Excerpt provided:
================

Baseball At The North Pole

June 1972 your then 17 year old happytwinsfan set out to hitchhike with his best friend Mark from Michigan to Fairbanks, Alaska where I would reunite with my older brother. I stayed there until 1978 when I entered the University of Minnesota. I left too early. In 1981 the North Pole Nicks joined the Alaska League.

The Journey

North Pole, Alaska is a small town about 20 miles south of Fairbanks. Eielson Air Force base is about 20 miles south of that and that’s where 2,000 mile Gary (as opposed to 1,100 mile Sam who took us across the Canadian border) was headed in his Volkswagen bus (of course) when he picked Mark and I up. Gary was an unhappy Vietnam era Air Force Sargent on the way to his new posting at Eielson. We were good friends until he left the area in I forget what year.

He was assigned a room in the “Black Barracks” where I was allowed to sometimes hang out and get stoned with him. Gary was assigned to the “Black Barracks” because loud soul music was permitted to blast off the walls 24 -7 and the funny little white guy who liked to play Scarlatti on his harpsichord at 2 in the morning while smoking pot and drinking room temperature straight Scotch out of a coffee cup wasn’t a bother to anybody. Of course the Air Force wasn’t much concerned with whatever transpired during off duty hours in the “Black Barracks”.

================

Required tasks:
1) Repeat the passage of the North Pole baseball account from "The Journey" to "forget what year.".
2) Carry the North Pole baseball account forward from its last sentence.

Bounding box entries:

================

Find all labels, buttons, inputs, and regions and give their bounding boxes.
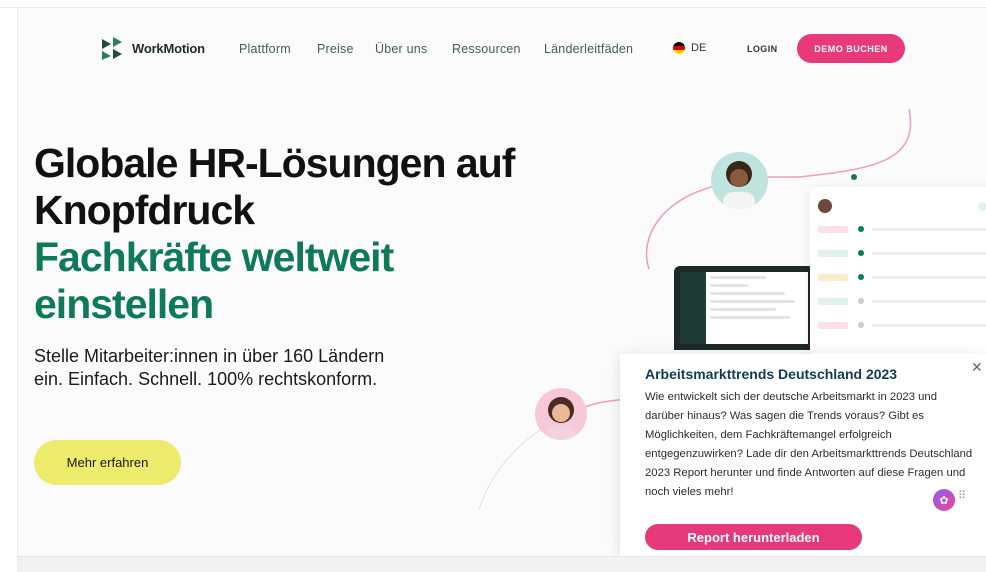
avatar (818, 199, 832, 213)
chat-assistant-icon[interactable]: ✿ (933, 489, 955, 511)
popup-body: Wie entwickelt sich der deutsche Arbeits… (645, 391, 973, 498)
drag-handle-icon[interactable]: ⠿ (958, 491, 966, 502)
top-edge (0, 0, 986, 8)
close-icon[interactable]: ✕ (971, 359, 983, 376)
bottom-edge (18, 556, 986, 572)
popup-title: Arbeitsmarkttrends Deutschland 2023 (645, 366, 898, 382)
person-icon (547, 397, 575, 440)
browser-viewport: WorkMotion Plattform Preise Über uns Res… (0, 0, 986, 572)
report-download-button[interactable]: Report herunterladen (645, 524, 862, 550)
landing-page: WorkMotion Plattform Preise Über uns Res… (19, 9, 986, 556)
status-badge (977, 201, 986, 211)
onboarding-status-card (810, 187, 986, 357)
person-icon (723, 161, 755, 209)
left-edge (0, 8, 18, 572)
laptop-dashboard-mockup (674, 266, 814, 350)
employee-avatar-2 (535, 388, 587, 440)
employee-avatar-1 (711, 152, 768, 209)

================

Task-by-task results:
1)
The Journey

North Pole, Alaska is a small town about 20 miles south of Fairbanks. Eielson Air Force base is about 20 miles south of that and that’s where 2,000 mile Gary (as opposed to 1,100 mile Sam who took us across the Canadian border) was headed in his Volkswagen bus (of course) when he picked Mark and I up. Gary was an unhappy Vietnam era Air Force Sargent on the way to his new posting at Eielson. We were good friends until he left the area in I forget what year.

2)
Have you ever smoked a joint through an Air Force mask? It’s really fun. I highly recommend it.

About those Nicks

Nick refers to St. Nicholas so yes they were a team of Santa’s. if you need further proof of that the town of North Pole includes Santa’s house. Trot on up there and they’ll be happy to give you a tour.

They were good to. They played from 1981 through 1987 and over twenty of them made it to the bigs. Including Mark Grace. And they played against fellow Alaska Leaguers Barry Bonds, Mark McGwire, Bret Boone and John Olerud.

We’re talking high level baseball under the midnight sun. No stadium lights needed for those July night games. If the ball game ever did continue into the brief dark of the summer night you might see this which I first saw when I was working late shoveling horse shit for the Alaska State fair for $2.50 / hour, September 1972

North Pole Law Enforcement

My brother owned a lot of the Richardson Highway about half the way between Fairbanks and North Pole. He had a trailer sitting on it, no water, no electricity. No outhouse either but no problem if you needed to piss you just walked out the door and picked out whatever spot looked good. Some of the bushes for some reason annoyed me so I routinely pissed on them. When it came to pooping our neighbor, a North Pole cop, shared his outhouse with us. Paul also shared his weed. You could get high just by sitting in his cabin and breathing the air. His attitude was if you steal or hurt somebody you’re going down. But what people choose to eat, drink or smoke is non of the law’s business. He even once sold me a pound of grass (for zero profit). As you might guess my brother and I did not sell one speck of it. It was duly consumed. BTW during my last few years there pot was legal as the Alaska State Supreme Court ruled that the state could not demonstrate a compelling interest to justify its banishment, so, always trying to be frugal, I grew it in my bathtub under fluorescent lights.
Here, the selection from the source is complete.